__The task__. Copy out each line below exactly as it appears.

__Input material__.
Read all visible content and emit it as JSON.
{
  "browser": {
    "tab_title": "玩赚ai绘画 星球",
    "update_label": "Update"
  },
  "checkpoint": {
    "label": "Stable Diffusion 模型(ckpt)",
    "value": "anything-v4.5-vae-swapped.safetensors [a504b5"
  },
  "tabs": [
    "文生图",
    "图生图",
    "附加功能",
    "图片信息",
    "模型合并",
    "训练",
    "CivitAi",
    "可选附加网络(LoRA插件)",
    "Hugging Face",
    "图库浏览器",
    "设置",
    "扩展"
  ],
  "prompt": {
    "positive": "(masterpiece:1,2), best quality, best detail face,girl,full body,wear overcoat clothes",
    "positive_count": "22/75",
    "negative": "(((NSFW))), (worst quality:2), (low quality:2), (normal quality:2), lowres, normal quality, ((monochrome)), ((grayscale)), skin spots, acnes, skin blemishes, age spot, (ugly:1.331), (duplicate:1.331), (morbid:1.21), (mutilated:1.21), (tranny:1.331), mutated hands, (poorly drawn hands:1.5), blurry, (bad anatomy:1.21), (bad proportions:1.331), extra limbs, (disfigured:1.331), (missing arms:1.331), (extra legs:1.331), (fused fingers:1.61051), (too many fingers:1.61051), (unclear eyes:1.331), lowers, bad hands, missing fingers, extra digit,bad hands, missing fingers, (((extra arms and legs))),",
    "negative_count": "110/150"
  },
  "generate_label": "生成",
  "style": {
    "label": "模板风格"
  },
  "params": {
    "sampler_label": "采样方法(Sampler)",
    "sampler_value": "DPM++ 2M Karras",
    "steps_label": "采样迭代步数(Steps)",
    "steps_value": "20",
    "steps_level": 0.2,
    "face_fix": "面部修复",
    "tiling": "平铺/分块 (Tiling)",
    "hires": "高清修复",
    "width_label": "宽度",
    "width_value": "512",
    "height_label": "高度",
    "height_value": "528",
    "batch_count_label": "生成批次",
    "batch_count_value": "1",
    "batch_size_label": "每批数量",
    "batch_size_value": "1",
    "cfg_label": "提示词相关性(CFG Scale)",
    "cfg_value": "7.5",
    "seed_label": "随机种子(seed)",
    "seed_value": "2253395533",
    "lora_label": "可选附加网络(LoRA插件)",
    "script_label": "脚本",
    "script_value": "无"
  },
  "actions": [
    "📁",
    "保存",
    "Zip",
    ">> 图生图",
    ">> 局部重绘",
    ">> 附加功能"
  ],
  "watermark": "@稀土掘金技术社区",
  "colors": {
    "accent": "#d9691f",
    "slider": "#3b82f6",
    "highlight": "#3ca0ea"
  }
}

__Written solution__.
Read all visible content and emit it as JSON.
{
  "browser": {
    "tab_title": "玩赚ai绘画 星球",
    "update_label": "Update"
  },
  "checkpoint": {
    "label": "Stable Diffusion 模型(ckpt)",
    "value": "anything-v4.5-vae-swapped.safetensors [a504b5"
  },
  "tabs": [
    "文生图",
    "图生图",
    "附加功能",
    "图片信息",
    "模型合并",
    "训练",
    "CivitAi",
    "可选附加网络(LoRA插件)",
    "Hugging Face",
    "图库浏览器",
    "设置",
    "扩展"
  ],
  "prompt": {
    "positive": "(masterpiece:1,2), best quality, best detail face,girl,full body,wear overcoat clothes",
    "positive_count": "22/75",
    "negative": "(((NSFW))), (worst quality:2), (low quality:2), (normal quality:2), lowres, normal quality, ((monochrome)), ((grayscale)), skin spots, acnes, skin blemishes, age spot, (ugly:1.331), (duplicate:1.331), (morbid:1.21), (mutilated:1.21), (tranny:1.331), mutated hands, (poorly drawn hands:1.5), blurry, (bad anatomy:1.21), (bad proportions:1.331), extra limbs, (disfigured:1.331), (missing arms:1.331), (extra legs:1.331), (fused fingers:1.61051), (too many fingers:1.61051), (unclear eyes:1.331), lowers, bad hands, missing fingers, extra digit,bad hands, missing fingers, (((extra arms and legs))),",
    "negative_count": "110/150"
  },
  "generate_label": "生成",
  "style": {
    "label": "模板风格"
  },
  "params": {
    "sampler_label": "采样方法(Sampler)",
    "sampler_value": "DPM++ 2M Karras",
    "steps_label": "采样迭代步数(Steps)",
    "steps_value": "20",
    "steps_level": 0.2,
    "face_fix": "面部修复",
    "tiling": "平铺/分块 (Tiling)",
    "hires": "高清修复",
    "width_label": "宽度",
    "width_value": "512",
    "height_label": "高度",
    "height_value": "528",
    "batch_count_label": "生成批次",
    "batch_count_value": "1",
    "batch_size_label": "每批数量",
    "batch_size_value": "1",
    "cfg_label": "提示词相关性(CFG Scale)",
    "cfg_value": "7.5",
    "seed_label": "随机种子(seed)",
    "seed_value": "2253395533",
    "lora_label": "可选附加网络(LoRA插件)",
    "script_label": "脚本",
    "script_value": "无"
  },
  "actions": [
    "📁",
    "保存",
    "Zip",
    ">> 图生图",
    ">> 局部重绘",
    ">> 附加功能"
  ],
  "watermark": "@稀土掘金技术社区",
  "colors": {
    "accent": "#d9691f",
    "slider": "#3b82f6",
    "highlight": "#3ca0ea"
  }
}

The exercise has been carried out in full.